Exercise objective
Pictures within the data are to be left out; everything else must be reproduced exactly.

Records supplied

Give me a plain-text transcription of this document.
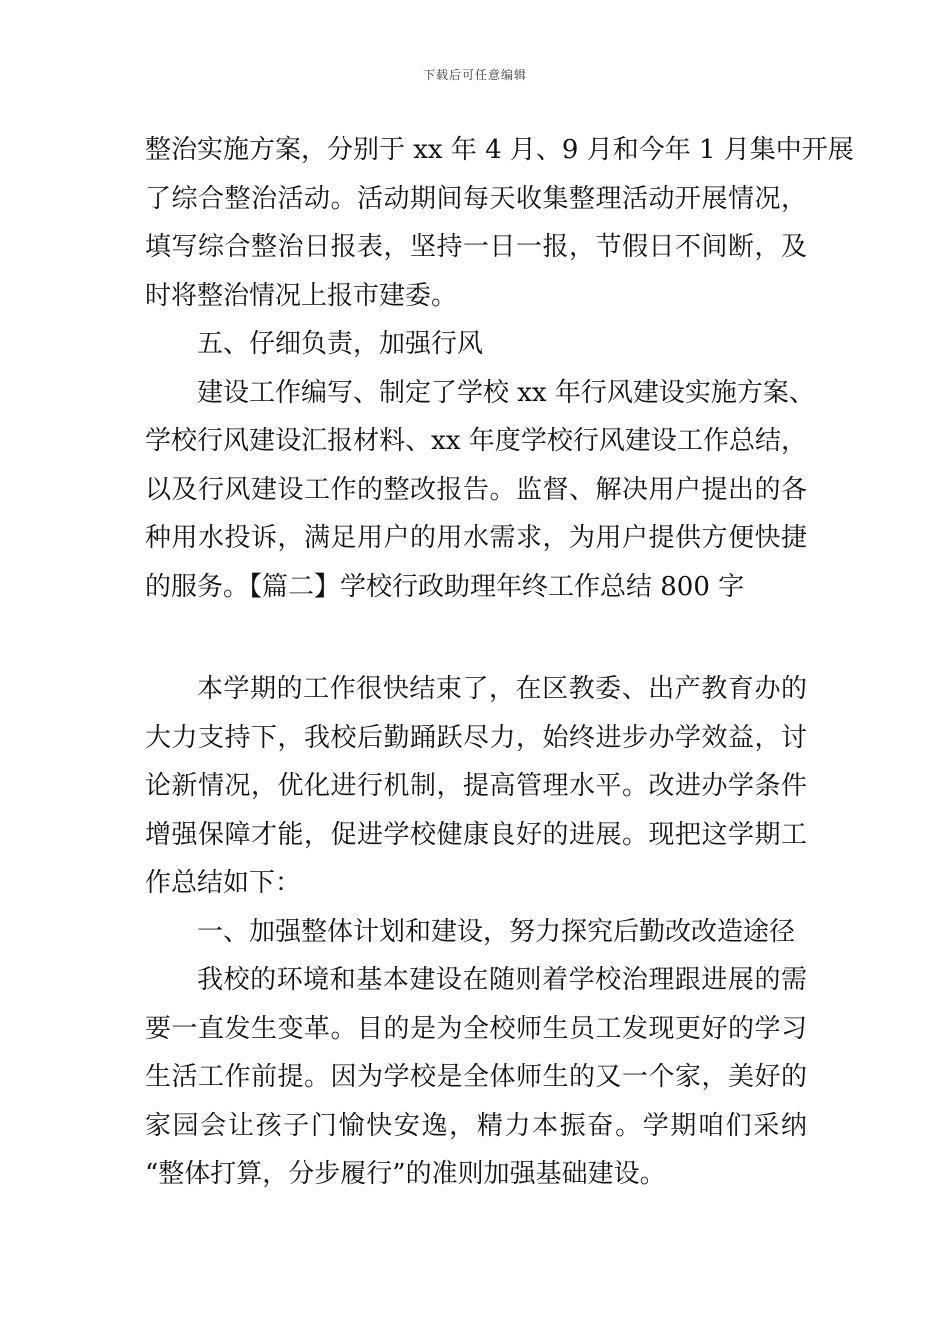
下载后可任意编辑
整治实施方案，分别于 xx 年 4 月、9 月和今年 1 月集中开展
了综合整治活动。活动期间每天收集整理活动开展情况，
填写综合整治日报表，坚持一日一报，节假日不间断，及
时将整治情况上报市建委。
五、仔细负责，加强行风
建设工作编写、制定了学校 xx 年行风建设实施方案、
学校行风建设汇报材料、xx 年度学校行风建设工作总结，
以及行风建设工作的整改报告。监督、解决用户提出的各
种用水投诉，满足用户的用水需求，为用户提供方便快捷
的服务。【篇二】学校行政助理年终工作总结 800 字
本学期的工作很快结束了，在区教委、出产教育办的
大力支持下，我校后勤踊跃尽力，始终进步办学效益，讨
论新情况，优化进行机制，提高管理水平。改进办学条件
增强保障才能，促进学校健康良好的进展。现把这学期工
作总结如下：
一、加强整体计划和建设，努力探究后勤改改造途径
我校的环境和基本建设在随则着学校治理跟进展的需
要一直发生变革。目的是为全校师生员工发现更好的学习
生活工作前提。因为学校是全体师生的又一个家，美好的
家园会让孩子门愉快安逸，精力本振奋。学期咱们采纳
“整体打算，分步履行”的准则加强基础建设。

Written answer
Give me a plain-text transcription of this document.
下载后可任意编辑
整治实施方案，分别于 xx 年 4 月、9 月和今年 1 月集中开展
了综合整治活动。活动期间每天收集整理活动开展情况，
填写综合整治日报表，坚持一日一报，节假日不间断，及
时将整治情况上报市建委。
五、仔细负责，加强行风
建设工作编写、制定了学校 xx 年行风建设实施方案、
学校行风建设汇报材料、xx 年度学校行风建设工作总结，
以及行风建设工作的整改报告。监督、解决用户提出的各
种用水投诉，满足用户的用水需求，为用户提供方便快捷
的服务。【篇二】学校行政助理年终工作总结 800 字
本学期的工作很快结束了，在区教委、出产教育办的
大力支持下，我校后勤踊跃尽力，始终进步办学效益，讨
论新情况，优化进行机制，提高管理水平。改进办学条件
增强保障才能，促进学校健康良好的进展。现把这学期工
作总结如下：
一、加强整体计划和建设，努力探究后勤改改造途径
我校的环境和基本建设在随则着学校治理跟进展的需
要一直发生变革。目的是为全校师生员工发现更好的学习
生活工作前提。因为学校是全体师生的又一个家，美好的
家园会让孩子门愉快安逸，精力本振奋。学期咱们采纳
“整体打算，分步履行”的准则加强基础建设。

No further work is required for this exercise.